### EXERCISE BRIEF
Show every line containing "label" by copying it.

(Extracted data entries)
────────────────────

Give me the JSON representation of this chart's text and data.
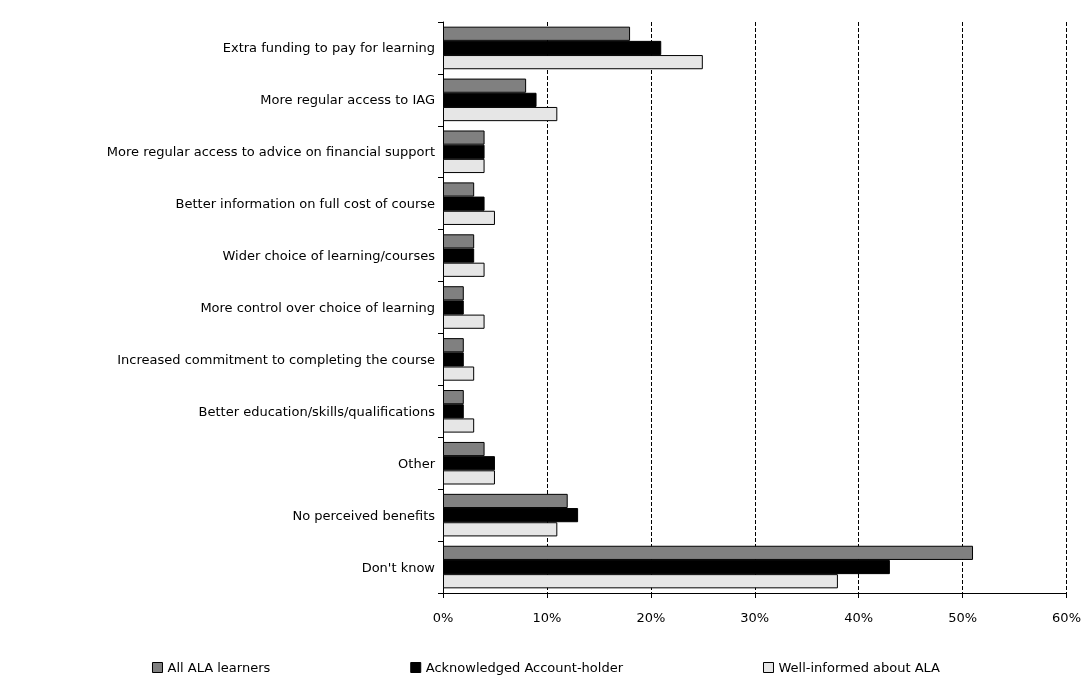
{
  "chart_data": {
    "type": "bar",
    "orientation": "horizontal",
    "categories": [
      "Extra funding to pay for learning",
      "More regular access to IAG",
      "More regular access to advice on financial support",
      "Better information on full cost of course",
      "Wider choice of learning/courses",
      "More control over choice of learning",
      "Increased commitment to completing the course",
      "Better education/skills/qualifications",
      "Other",
      "No perceived benefits",
      "Don't know"
    ],
    "series": [
      {
        "name": "All ALA learners",
        "color": "#808080",
        "values": [
          18,
          8,
          4,
          3,
          3,
          2,
          2,
          2,
          4,
          12,
          51
        ]
      },
      {
        "name": "Acknowledged Account-holder",
        "color": "#000000",
        "values": [
          21,
          9,
          4,
          4,
          3,
          2,
          2,
          2,
          5,
          13,
          43
        ]
      },
      {
        "name": "Well-informed about ALA",
        "color": "#e6e6e6",
        "values": [
          25,
          11,
          4,
          5,
          4,
          4,
          3,
          3,
          5,
          11,
          38
        ]
      }
    ],
    "xlim": [
      0,
      60
    ],
    "xticks": [
      {
        "value": 0,
        "label": "0%"
      },
      {
        "value": 10,
        "label": "10%"
      },
      {
        "value": 20,
        "label": "20%"
      },
      {
        "value": 30,
        "label": "30%"
      },
      {
        "value": 40,
        "label": "40%"
      },
      {
        "value": 50,
        "label": "50%"
      },
      {
        "value": 60,
        "label": "60%"
      }
    ],
    "grid": "x",
    "legend": "bottom"
  }
}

────────────────────

### FINAL RESULT
        "label": "0%"
        "label": "10%"
        "label": "20%"
        "label": "30%"
        "label": "40%"
        "label": "50%"
        "label": "60%"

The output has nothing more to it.